Task description:
Please copy every line of the records below that holds the word "Satchel".

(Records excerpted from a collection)

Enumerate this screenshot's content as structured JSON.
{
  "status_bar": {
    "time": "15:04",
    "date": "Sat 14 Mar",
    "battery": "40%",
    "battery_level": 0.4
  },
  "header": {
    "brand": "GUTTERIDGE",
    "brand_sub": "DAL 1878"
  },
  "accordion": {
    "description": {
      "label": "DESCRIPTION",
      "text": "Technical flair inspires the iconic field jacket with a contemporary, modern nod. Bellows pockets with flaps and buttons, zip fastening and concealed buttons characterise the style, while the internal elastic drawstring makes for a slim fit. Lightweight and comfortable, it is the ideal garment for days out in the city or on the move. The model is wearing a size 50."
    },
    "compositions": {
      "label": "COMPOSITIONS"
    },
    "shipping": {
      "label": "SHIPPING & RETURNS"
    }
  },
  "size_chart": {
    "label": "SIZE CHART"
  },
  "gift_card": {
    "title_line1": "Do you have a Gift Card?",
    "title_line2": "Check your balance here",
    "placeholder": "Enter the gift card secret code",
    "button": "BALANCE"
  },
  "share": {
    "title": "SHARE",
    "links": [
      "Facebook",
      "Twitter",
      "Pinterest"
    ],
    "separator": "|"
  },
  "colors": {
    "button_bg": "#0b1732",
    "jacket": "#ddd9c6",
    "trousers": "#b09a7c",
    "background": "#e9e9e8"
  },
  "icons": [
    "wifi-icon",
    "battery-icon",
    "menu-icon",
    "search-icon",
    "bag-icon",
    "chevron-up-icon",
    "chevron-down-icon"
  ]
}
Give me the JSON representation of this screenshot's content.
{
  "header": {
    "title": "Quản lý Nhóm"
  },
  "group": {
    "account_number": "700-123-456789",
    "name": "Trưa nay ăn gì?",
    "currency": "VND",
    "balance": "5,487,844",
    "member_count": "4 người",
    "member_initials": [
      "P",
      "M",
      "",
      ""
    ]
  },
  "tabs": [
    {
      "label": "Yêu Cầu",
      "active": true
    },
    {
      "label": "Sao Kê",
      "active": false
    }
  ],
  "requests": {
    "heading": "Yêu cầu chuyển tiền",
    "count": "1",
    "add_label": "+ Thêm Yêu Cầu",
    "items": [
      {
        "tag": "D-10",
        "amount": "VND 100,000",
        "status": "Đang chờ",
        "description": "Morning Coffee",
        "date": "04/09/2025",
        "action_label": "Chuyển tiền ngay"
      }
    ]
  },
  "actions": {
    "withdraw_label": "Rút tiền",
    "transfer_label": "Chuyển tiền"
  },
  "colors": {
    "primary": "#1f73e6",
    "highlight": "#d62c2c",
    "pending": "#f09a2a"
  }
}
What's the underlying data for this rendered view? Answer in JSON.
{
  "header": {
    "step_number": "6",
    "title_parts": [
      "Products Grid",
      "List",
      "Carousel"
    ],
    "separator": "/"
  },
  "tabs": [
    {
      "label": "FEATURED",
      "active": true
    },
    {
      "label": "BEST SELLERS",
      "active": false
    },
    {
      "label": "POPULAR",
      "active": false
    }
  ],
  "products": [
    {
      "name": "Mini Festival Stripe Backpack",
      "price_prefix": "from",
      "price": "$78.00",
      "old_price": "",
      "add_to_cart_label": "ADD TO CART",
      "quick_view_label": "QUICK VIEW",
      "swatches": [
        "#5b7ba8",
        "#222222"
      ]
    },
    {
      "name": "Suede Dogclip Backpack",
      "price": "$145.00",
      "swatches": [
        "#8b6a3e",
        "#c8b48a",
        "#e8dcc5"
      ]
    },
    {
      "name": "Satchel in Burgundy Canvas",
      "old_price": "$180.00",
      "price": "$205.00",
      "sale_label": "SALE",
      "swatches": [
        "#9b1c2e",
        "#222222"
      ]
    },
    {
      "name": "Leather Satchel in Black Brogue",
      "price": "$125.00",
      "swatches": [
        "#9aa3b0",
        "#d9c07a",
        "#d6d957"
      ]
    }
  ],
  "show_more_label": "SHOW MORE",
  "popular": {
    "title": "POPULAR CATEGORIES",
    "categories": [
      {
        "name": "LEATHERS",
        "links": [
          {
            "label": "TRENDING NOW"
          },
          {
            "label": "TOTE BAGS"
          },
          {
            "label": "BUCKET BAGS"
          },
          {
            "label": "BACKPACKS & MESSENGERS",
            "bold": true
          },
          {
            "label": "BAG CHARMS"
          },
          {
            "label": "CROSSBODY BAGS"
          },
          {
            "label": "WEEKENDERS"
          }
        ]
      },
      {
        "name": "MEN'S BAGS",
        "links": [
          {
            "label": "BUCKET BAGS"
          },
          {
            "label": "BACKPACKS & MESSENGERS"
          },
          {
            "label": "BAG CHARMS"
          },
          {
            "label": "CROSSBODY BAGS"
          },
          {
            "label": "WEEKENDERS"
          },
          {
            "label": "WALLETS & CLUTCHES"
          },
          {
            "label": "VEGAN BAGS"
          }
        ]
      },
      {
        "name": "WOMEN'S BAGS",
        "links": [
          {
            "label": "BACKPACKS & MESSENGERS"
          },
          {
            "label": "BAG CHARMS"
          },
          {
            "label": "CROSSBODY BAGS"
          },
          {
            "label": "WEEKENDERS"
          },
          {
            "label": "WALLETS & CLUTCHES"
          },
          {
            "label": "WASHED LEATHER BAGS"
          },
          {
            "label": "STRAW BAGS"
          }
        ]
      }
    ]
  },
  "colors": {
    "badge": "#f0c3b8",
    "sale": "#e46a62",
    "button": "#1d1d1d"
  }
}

Exercise result:
      "name": "Satchel in Burgundy Canvas",
      "name": "Leather Satchel in Black Brogue",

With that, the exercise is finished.